[WHAT TO DO]:
Look through the records below and collect all lines that hold the string "date".

□ □ □ □ □

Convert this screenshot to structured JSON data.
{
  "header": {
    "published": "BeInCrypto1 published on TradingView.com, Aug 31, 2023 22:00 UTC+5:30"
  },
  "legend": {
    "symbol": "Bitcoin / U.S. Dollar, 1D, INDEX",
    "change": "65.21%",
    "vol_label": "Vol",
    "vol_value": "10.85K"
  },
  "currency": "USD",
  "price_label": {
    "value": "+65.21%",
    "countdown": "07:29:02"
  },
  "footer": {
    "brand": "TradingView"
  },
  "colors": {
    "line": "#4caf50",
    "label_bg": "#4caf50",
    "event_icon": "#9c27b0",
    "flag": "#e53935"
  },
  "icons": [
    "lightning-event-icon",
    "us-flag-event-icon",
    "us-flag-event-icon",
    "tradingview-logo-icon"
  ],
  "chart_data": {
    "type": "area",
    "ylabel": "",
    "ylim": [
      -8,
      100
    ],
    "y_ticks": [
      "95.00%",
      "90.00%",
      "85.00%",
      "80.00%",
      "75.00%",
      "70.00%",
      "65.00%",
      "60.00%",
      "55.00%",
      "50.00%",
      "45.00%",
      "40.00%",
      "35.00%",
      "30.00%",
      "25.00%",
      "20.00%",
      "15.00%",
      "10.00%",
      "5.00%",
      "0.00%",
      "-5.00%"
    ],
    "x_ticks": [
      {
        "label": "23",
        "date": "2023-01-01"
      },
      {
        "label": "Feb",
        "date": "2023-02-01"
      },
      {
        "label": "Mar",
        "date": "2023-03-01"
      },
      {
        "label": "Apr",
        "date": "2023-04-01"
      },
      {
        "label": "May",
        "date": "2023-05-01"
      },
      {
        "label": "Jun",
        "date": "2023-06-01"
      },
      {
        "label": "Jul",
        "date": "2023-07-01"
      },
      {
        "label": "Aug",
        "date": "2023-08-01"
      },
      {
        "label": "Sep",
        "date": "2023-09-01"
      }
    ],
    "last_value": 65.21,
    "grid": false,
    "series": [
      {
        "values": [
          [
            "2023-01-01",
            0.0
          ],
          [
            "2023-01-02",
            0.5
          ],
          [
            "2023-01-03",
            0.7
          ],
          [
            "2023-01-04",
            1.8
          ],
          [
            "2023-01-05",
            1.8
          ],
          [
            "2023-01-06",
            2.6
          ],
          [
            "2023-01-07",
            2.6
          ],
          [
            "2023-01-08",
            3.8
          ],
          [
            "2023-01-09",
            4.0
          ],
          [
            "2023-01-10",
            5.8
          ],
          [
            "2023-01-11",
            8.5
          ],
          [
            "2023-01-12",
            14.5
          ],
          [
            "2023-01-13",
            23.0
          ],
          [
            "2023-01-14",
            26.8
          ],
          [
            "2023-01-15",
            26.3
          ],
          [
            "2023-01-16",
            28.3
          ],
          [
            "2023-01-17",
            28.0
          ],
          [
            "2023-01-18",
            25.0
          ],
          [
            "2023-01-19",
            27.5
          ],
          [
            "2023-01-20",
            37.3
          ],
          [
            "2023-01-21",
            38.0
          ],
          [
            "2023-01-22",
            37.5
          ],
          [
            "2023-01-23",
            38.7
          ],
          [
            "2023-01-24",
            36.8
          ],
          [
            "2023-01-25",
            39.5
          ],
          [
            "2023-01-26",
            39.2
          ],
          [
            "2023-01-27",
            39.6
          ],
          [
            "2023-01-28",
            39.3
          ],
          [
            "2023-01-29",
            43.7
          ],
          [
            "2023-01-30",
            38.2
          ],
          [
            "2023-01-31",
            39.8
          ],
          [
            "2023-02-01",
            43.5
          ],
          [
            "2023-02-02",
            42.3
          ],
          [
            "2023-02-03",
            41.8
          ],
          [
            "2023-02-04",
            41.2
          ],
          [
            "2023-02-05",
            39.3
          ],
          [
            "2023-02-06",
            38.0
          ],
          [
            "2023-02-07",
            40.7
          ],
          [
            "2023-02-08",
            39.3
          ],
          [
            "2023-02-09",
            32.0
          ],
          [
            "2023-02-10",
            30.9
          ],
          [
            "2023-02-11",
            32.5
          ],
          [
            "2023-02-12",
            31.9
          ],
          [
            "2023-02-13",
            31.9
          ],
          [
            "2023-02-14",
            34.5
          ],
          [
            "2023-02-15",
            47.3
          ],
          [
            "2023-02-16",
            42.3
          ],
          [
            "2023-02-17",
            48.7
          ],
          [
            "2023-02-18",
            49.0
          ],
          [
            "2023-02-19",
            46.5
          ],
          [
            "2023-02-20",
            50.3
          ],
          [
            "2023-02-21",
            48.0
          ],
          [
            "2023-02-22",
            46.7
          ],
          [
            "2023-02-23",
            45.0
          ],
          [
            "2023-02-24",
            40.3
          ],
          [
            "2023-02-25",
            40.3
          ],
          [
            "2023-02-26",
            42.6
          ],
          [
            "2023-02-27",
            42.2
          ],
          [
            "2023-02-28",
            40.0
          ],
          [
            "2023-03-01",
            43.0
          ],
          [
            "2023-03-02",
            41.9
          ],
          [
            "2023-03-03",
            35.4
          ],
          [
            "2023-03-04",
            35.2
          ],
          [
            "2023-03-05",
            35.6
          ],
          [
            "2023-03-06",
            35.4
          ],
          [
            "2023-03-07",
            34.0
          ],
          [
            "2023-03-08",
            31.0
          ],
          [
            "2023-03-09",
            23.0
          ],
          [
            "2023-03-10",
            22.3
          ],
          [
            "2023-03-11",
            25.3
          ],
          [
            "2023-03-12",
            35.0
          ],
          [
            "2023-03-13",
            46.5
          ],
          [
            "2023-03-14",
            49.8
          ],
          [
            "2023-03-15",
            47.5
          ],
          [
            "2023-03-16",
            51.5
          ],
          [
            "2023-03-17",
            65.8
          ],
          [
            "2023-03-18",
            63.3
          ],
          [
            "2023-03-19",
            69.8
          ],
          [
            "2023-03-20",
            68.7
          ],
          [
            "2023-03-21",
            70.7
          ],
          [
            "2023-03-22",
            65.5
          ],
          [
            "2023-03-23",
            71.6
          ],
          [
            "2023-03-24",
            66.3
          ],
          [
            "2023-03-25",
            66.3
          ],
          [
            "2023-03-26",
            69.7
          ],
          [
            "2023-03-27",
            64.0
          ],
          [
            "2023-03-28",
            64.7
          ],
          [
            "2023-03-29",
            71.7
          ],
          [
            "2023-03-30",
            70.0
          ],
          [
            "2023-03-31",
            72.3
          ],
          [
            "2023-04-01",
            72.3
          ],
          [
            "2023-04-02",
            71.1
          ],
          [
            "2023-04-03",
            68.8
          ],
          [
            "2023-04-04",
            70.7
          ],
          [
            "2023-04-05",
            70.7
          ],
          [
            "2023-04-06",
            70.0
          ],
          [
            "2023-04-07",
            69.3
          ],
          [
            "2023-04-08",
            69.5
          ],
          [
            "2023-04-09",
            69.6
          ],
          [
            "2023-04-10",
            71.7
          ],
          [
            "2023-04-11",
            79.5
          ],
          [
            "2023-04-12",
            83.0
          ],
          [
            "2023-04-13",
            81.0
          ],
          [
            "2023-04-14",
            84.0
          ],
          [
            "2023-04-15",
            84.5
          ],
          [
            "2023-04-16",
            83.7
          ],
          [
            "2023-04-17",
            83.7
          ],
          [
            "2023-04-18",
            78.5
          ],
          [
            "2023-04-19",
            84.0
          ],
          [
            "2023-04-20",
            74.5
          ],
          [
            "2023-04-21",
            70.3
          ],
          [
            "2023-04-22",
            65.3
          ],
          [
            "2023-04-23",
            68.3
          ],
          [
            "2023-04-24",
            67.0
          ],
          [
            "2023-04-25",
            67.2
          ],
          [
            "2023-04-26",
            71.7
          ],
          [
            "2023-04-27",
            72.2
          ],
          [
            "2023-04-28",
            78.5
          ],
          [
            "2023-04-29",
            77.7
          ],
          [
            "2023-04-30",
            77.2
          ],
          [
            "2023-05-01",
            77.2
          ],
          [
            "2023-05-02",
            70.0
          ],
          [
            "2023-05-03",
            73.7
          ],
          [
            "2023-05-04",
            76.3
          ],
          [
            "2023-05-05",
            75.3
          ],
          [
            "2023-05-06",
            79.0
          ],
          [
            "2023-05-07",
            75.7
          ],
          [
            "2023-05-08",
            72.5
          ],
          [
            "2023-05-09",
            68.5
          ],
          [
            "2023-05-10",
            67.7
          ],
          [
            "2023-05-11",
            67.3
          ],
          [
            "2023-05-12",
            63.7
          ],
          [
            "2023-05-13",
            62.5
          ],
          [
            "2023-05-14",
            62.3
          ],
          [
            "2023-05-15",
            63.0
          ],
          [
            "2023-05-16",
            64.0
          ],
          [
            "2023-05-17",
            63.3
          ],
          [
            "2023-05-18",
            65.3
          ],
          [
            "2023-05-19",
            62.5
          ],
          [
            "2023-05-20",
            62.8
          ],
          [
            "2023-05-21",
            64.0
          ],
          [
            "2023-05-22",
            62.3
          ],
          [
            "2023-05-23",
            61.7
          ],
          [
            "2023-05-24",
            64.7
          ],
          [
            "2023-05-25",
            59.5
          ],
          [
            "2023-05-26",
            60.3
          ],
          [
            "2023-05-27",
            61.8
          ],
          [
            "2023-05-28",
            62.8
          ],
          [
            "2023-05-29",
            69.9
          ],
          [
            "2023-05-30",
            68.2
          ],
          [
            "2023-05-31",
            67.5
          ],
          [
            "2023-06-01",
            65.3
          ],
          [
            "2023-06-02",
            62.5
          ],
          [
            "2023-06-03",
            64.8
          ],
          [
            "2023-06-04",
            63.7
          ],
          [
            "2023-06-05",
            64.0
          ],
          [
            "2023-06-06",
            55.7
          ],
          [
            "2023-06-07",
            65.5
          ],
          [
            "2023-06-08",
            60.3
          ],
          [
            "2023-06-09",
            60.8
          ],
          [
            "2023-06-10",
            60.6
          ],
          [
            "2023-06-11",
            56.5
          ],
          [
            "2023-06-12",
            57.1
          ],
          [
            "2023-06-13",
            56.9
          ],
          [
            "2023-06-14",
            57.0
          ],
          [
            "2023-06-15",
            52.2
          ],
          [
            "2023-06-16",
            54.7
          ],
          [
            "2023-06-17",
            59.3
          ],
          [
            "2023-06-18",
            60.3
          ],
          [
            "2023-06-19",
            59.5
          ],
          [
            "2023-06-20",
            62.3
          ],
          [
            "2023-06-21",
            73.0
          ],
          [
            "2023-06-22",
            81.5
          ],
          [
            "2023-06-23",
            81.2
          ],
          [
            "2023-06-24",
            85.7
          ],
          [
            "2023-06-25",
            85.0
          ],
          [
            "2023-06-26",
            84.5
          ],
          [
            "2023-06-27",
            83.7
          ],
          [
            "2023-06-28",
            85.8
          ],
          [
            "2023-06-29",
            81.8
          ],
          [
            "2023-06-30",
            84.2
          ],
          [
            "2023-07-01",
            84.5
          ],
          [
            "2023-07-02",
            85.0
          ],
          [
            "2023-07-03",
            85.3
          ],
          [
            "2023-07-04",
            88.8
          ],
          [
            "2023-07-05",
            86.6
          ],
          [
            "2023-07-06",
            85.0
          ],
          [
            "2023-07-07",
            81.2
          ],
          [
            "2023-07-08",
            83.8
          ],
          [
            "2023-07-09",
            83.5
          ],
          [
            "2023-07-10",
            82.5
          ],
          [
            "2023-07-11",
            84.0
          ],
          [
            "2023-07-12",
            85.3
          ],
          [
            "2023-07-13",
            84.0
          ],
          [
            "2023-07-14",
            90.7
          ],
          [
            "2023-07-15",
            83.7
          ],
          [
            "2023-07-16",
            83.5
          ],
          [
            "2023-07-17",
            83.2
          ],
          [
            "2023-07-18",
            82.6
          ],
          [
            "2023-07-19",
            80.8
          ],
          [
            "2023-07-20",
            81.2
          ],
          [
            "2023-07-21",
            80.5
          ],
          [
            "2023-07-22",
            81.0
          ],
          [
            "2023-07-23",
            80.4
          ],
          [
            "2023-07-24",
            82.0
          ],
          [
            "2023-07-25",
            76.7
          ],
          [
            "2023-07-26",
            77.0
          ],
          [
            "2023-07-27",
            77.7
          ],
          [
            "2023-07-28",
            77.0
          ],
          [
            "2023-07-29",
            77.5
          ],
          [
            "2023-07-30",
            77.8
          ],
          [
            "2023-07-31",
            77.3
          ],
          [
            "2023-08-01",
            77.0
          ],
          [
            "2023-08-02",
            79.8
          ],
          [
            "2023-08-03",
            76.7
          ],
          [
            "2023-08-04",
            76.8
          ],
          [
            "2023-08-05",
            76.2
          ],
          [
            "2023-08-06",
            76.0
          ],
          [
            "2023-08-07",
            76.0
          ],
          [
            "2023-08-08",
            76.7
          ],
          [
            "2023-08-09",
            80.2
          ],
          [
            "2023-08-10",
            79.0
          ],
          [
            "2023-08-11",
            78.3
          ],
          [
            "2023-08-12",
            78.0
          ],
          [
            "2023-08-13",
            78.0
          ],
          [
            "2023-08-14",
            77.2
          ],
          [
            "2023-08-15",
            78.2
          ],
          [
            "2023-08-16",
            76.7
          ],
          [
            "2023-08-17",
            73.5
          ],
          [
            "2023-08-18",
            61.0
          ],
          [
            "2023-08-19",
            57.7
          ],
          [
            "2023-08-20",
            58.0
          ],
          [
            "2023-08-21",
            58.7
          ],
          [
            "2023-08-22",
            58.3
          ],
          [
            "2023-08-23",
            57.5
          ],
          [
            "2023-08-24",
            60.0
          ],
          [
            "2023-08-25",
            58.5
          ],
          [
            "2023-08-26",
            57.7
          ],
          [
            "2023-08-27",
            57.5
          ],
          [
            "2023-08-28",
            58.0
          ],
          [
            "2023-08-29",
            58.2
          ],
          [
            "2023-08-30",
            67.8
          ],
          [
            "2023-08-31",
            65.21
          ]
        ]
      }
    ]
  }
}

□ □ □ □ □

[WORKED SOLUTION]:
        "date": "2023-01-01"
        "date": "2023-02-01"
        "date": "2023-03-01"
        "date": "2023-04-01"
        "date": "2023-05-01"
        "date": "2023-06-01"
        "date": "2023-07-01"
        "date": "2023-08-01"
        "date": "2023-09-01"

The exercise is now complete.